WHAT IS ASKED:
Compile every line that includes the word "filtro".

DATA SHOWN:
•••••
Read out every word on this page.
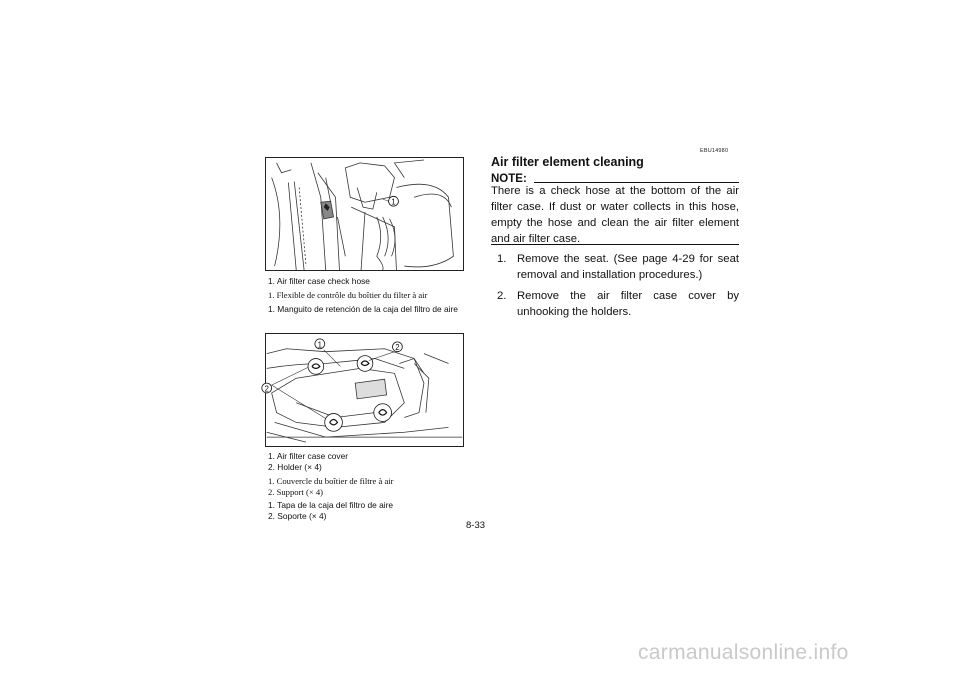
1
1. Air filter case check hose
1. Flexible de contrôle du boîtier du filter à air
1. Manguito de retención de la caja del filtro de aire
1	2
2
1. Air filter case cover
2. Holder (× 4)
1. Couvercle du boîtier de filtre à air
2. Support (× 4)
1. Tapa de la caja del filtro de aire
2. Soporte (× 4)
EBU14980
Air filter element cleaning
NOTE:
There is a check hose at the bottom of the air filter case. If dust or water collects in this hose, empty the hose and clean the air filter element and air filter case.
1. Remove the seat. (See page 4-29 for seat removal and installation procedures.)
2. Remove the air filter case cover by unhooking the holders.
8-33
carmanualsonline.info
•••••
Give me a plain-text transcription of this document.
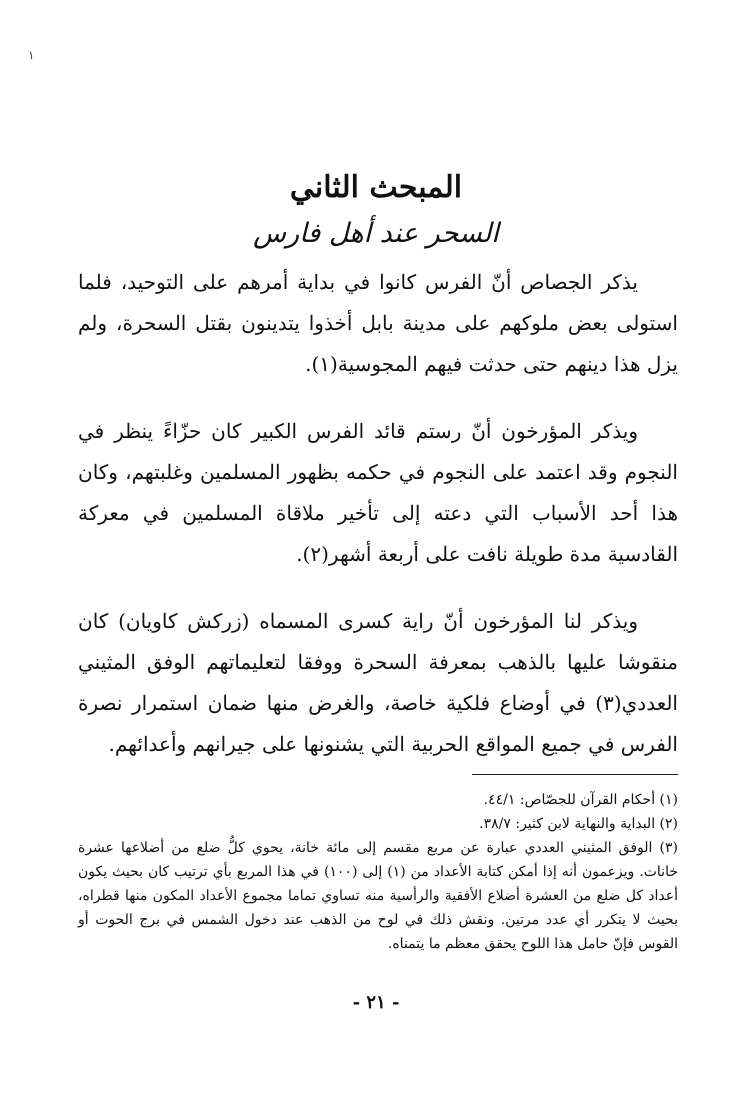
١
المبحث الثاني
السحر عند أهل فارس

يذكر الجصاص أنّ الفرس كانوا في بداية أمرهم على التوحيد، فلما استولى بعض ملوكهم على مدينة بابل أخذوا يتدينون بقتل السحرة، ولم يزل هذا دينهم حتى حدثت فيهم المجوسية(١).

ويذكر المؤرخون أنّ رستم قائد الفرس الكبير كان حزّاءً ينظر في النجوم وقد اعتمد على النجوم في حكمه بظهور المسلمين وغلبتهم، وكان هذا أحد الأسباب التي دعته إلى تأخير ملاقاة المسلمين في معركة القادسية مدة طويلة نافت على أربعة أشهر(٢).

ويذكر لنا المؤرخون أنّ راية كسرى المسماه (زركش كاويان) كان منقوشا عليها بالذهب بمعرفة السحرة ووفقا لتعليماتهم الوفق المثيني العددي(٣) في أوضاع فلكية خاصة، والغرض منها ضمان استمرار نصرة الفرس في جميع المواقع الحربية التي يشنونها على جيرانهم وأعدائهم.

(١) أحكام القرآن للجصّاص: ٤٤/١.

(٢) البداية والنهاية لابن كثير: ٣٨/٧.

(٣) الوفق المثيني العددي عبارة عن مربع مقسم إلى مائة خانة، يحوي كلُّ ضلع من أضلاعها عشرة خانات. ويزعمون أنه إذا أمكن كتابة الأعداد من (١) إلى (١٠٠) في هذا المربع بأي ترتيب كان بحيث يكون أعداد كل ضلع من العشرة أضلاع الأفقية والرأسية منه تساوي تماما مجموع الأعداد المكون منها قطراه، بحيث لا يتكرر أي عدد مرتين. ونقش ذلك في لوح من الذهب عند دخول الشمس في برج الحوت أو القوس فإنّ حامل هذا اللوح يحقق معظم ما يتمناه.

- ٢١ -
•••••
ANSWER TO THIS EXERCISE:
1. Manguito de retención de la caja del filtro de aire
1. Tapa de la caja del filtro de aire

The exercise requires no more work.